WHAT NEEDS TO BE DONE>
What follows is a block of records; restate each one word for word.

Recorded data
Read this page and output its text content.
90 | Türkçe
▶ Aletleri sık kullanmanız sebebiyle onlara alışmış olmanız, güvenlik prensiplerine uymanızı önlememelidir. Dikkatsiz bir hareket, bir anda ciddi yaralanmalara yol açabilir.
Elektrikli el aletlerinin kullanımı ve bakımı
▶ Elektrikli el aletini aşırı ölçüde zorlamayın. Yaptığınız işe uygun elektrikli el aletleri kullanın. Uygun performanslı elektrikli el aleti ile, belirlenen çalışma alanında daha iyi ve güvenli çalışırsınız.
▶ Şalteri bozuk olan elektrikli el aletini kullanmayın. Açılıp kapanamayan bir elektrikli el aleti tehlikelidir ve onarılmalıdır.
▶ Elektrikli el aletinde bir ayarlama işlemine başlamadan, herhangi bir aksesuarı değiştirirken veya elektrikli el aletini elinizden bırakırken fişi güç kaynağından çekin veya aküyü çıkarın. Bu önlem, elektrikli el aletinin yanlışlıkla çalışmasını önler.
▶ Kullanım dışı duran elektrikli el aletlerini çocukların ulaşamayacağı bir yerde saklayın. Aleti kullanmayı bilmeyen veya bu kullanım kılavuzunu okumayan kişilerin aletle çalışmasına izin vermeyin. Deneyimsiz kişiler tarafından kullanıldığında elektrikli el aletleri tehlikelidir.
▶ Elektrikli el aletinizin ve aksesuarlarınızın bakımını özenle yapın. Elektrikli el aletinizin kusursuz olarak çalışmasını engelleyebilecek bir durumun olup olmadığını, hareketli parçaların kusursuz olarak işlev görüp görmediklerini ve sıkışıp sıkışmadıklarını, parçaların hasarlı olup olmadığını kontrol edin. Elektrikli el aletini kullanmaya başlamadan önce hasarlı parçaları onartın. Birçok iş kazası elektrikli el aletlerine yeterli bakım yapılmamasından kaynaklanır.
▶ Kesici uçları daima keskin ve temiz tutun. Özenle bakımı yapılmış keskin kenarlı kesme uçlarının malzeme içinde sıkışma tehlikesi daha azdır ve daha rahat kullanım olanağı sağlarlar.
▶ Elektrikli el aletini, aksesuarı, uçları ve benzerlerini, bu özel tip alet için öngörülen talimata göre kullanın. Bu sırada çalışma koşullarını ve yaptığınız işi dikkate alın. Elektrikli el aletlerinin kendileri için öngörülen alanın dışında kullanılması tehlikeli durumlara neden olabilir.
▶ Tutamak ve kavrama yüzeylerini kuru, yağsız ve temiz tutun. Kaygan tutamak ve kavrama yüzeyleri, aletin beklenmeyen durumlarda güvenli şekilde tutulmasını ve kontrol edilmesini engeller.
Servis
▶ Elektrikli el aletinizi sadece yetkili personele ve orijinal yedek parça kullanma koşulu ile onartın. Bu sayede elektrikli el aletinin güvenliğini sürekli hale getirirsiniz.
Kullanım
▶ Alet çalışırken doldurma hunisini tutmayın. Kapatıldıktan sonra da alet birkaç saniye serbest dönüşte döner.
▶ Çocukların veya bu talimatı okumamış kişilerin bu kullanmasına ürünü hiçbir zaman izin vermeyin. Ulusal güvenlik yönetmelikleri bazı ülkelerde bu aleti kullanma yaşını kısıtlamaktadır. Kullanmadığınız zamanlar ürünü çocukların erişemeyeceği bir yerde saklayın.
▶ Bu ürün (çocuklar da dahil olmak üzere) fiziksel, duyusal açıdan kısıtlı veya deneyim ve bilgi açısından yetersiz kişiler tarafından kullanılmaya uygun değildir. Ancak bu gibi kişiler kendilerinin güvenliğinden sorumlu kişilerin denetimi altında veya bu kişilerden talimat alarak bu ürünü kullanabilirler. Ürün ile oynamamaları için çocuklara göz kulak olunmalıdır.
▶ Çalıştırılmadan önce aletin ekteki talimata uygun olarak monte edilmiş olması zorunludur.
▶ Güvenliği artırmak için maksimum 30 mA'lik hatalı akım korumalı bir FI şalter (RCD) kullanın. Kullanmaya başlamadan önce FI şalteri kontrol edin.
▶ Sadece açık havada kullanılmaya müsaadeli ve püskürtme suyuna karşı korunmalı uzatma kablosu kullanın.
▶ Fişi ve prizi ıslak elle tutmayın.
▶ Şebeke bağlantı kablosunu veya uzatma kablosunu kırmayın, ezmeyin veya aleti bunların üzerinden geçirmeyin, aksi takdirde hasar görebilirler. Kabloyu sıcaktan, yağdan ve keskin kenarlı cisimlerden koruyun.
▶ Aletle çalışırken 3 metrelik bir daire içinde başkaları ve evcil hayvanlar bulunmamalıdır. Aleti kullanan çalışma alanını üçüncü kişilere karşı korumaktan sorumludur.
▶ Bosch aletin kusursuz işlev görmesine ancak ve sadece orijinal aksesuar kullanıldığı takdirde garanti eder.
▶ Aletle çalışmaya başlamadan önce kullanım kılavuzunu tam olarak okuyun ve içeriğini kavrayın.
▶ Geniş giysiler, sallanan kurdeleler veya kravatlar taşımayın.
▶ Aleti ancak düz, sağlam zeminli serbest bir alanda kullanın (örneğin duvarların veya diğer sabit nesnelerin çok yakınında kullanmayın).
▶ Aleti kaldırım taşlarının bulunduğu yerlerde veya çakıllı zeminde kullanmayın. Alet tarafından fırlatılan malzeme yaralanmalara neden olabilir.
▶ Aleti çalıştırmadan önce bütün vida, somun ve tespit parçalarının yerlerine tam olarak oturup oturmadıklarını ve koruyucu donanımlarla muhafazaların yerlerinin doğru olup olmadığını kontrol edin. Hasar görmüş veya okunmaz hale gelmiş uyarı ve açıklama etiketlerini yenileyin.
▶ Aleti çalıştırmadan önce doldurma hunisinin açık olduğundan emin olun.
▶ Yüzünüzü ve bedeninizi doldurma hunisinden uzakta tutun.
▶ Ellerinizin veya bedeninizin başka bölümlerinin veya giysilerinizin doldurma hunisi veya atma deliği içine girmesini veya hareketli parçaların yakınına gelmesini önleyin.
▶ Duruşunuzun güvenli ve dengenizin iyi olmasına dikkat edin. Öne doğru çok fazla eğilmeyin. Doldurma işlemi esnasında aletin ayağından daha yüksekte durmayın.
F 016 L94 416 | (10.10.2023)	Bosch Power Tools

EXERCISE RESULT>
Read this page and output its text content.
90 | Türkçe
▶ Aletleri sık kullanmanız sebebiyle onlara alışmış olmanız, güvenlik prensiplerine uymanızı önlememelidir. Dikkatsiz bir hareket, bir anda ciddi yaralanmalara yol açabilir.
Elektrikli el aletlerinin kullanımı ve bakımı
▶ Elektrikli el aletini aşırı ölçüde zorlamayın. Yaptığınız işe uygun elektrikli el aletleri kullanın. Uygun performanslı elektrikli el aleti ile, belirlenen çalışma alanında daha iyi ve güvenli çalışırsınız.
▶ Şalteri bozuk olan elektrikli el aletini kullanmayın. Açılıp kapanamayan bir elektrikli el aleti tehlikelidir ve onarılmalıdır.
▶ Elektrikli el aletinde bir ayarlama işlemine başlamadan, herhangi bir aksesuarı değiştirirken veya elektrikli el aletini elinizden bırakırken fişi güç kaynağından çekin veya aküyü çıkarın. Bu önlem, elektrikli el aletinin yanlışlıkla çalışmasını önler.
▶ Kullanım dışı duran elektrikli el aletlerini çocukların ulaşamayacağı bir yerde saklayın. Aleti kullanmayı bilmeyen veya bu kullanım kılavuzunu okumayan kişilerin aletle çalışmasına izin vermeyin. Deneyimsiz kişiler tarafından kullanıldığında elektrikli el aletleri tehlikelidir.
▶ Elektrikli el aletinizin ve aksesuarlarınızın bakımını özenle yapın. Elektrikli el aletinizin kusursuz olarak çalışmasını engelleyebilecek bir durumun olup olmadığını, hareketli parçaların kusursuz olarak işlev görüp görmediklerini ve sıkışıp sıkışmadıklarını, parçaların hasarlı olup olmadığını kontrol edin. Elektrikli el aletini kullanmaya başlamadan önce hasarlı parçaları onartın. Birçok iş kazası elektrikli el aletlerine yeterli bakım yapılmamasından kaynaklanır.
▶ Kesici uçları daima keskin ve temiz tutun. Özenle bakımı yapılmış keskin kenarlı kesme uçlarının malzeme içinde sıkışma tehlikesi daha azdır ve daha rahat kullanım olanağı sağlarlar.
▶ Elektrikli el aletini, aksesuarı, uçları ve benzerlerini, bu özel tip alet için öngörülen talimata göre kullanın. Bu sırada çalışma koşullarını ve yaptığınız işi dikkate alın. Elektrikli el aletlerinin kendileri için öngörülen alanın dışında kullanılması tehlikeli durumlara neden olabilir.
▶ Tutamak ve kavrama yüzeylerini kuru, yağsız ve temiz tutun. Kaygan tutamak ve kavrama yüzeyleri, aletin beklenmeyen durumlarda güvenli şekilde tutulmasını ve kontrol edilmesini engeller.
Servis
▶ Elektrikli el aletinizi sadece yetkili personele ve orijinal yedek parça kullanma koşulu ile onartın. Bu sayede elektrikli el aletinin güvenliğini sürekli hale getirirsiniz.
Kullanım
▶ Alet çalışırken doldurma hunisini tutmayın. Kapatıldıktan sonra da alet birkaç saniye serbest dönüşte döner.
▶ Çocukların veya bu talimatı okumamış kişilerin bu kullanmasına ürünü hiçbir zaman izin vermeyin. Ulusal güvenlik yönetmelikleri bazı ülkelerde bu aleti kullanma yaşını kısıtlamaktadır. Kullanmadığınız zamanlar ürünü çocukların erişemeyeceği bir yerde saklayın.
▶ Bu ürün (çocuklar da dahil olmak üzere) fiziksel, duyusal açıdan kısıtlı veya deneyim ve bilgi açısından yetersiz kişiler tarafından kullanılmaya uygun değildir. Ancak bu gibi kişiler kendilerinin güvenliğinden sorumlu kişilerin denetimi altında veya bu kişilerden talimat alarak bu ürünü kullanabilirler. Ürün ile oynamamaları için çocuklara göz kulak olunmalıdır.
▶ Çalıştırılmadan önce aletin ekteki talimata uygun olarak monte edilmiş olması zorunludur.
▶ Güvenliği artırmak için maksimum 30 mA'lik hatalı akım korumalı bir FI şalter (RCD) kullanın. Kullanmaya başlamadan önce FI şalteri kontrol edin.
▶ Sadece açık havada kullanılmaya müsaadeli ve püskürtme suyuna karşı korunmalı uzatma kablosu kullanın.
▶ Fişi ve prizi ıslak elle tutmayın.
▶ Şebeke bağlantı kablosunu veya uzatma kablosunu kırmayın, ezmeyin veya aleti bunların üzerinden geçirmeyin, aksi takdirde hasar görebilirler. Kabloyu sıcaktan, yağdan ve keskin kenarlı cisimlerden koruyun.
▶ Aletle çalışırken 3 metrelik bir daire içinde başkaları ve evcil hayvanlar bulunmamalıdır. Aleti kullanan çalışma alanını üçüncü kişilere karşı korumaktan sorumludur.
▶ Bosch aletin kusursuz işlev görmesine ancak ve sadece orijinal aksesuar kullanıldığı takdirde garanti eder.
▶ Aletle çalışmaya başlamadan önce kullanım kılavuzunu tam olarak okuyun ve içeriğini kavrayın.
▶ Geniş giysiler, sallanan kurdeleler veya kravatlar taşımayın.
▶ Aleti ancak düz, sağlam zeminli serbest bir alanda kullanın (örneğin duvarların veya diğer sabit nesnelerin çok yakınında kullanmayın).
▶ Aleti kaldırım taşlarının bulunduğu yerlerde veya çakıllı zeminde kullanmayın. Alet tarafından fırlatılan malzeme yaralanmalara neden olabilir.
▶ Aleti çalıştırmadan önce bütün vida, somun ve tespit parçalarının yerlerine tam olarak oturup oturmadıklarını ve koruyucu donanımlarla muhafazaların yerlerinin doğru olup olmadığını kontrol edin. Hasar görmüş veya okunmaz hale gelmiş uyarı ve açıklama etiketlerini yenileyin.
▶ Aleti çalıştırmadan önce doldurma hunisinin açık olduğundan emin olun.
▶ Yüzünüzü ve bedeninizi doldurma hunisinden uzakta tutun.
▶ Ellerinizin veya bedeninizin başka bölümlerinin veya giysilerinizin doldurma hunisi veya atma deliği içine girmesini veya hareketli parçaların yakınına gelmesini önleyin.
▶ Duruşunuzun güvenli ve dengenizin iyi olmasına dikkat edin. Öne doğru çok fazla eğilmeyin. Doldurma işlemi esnasında aletin ayağından daha yüksekte durmayın.
F 016 L94 416 | (10.10.2023)	Bosch Power Tools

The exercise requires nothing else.